STATED TASK ▸
Look through the data and write out every line with the word "статьи" in it.

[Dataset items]
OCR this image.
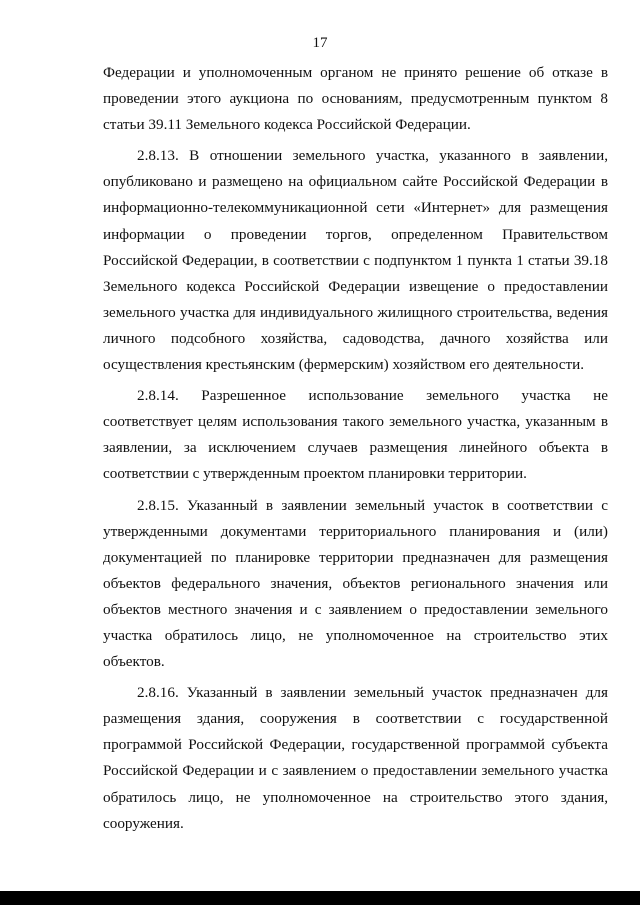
17

Федерации и уполномоченным органом не принято решение об отказе в проведении этого аукциона по основаниям, предусмотренным пунктом 8 статьи 39.11 Земельного кодекса Российской Федерации.

2.8.13. В отношении земельного участка, указанного в заявлении, опубликовано и размещено на официальном сайте Российской Федерации в информационно-телекоммуникационной сети «Интернет» для размещения информации о проведении торгов, определенном Правительством Российской Федерации, в соответствии с подпунктом 1 пункта 1 статьи 39.18 Земельного кодекса Российской Федерации извещение о предоставлении земельного участка для индивидуального жилищного строительства, ведения личного подсобного хозяйства, садоводства, дачного хозяйства или осуществления крестьянским (фермерским) хозяйством его деятельности.

2.8.14. Разрешенное использование земельного участка не соответствует целям использования такого земельного участка, указанным в заявлении, за исключением случаев размещения линейного объекта в соответствии с утвержденным проектом планировки территории.

2.8.15. Указанный в заявлении земельный участок в соответствии с утвержденными документами территориального планирования и (или) документацией по планировке территории предназначен для размещения объектов федерального значения, объектов регионального значения или объектов местного значения и с заявлением о предоставлении земельного участка обратилось лицо, не уполномоченное на строительство этих объектов.

2.8.16. Указанный в заявлении земельный участок предназначен для размещения здания, сооружения в соответствии с государственной программой Российской Федерации, государственной программой субъекта Российской Федерации и с заявлением о предоставлении земельного участка обратилось лицо, не уполномоченное на строительство этого здания, сооружения.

CORRECT OUTPUT ▸
Федерации и уполномоченным органом не принято решение об отказе в проведении этого аукциона по основаниям, предусмотренным пунктом 8 статьи 39.11 Земельного кодекса Российской Федерации.
2.8.13. В отношении земельного участка, указанного в заявлении, опубликовано и размещено на официальном сайте Российской Федерации в информационно-телекоммуникационной сети «Интернет» для размещения информации о проведении торгов, определенном Правительством Российской Федерации, в соответствии с подпунктом 1 пункта 1 статьи 39.18 Земельного кодекса Российской Федерации извещение о предоставлении земельного участка для индивидуального жилищного строительства, ведения личного подсобного хозяйства, садоводства, дачного хозяйства или осуществления крестьянским (фермерским) хозяйством его деятельности.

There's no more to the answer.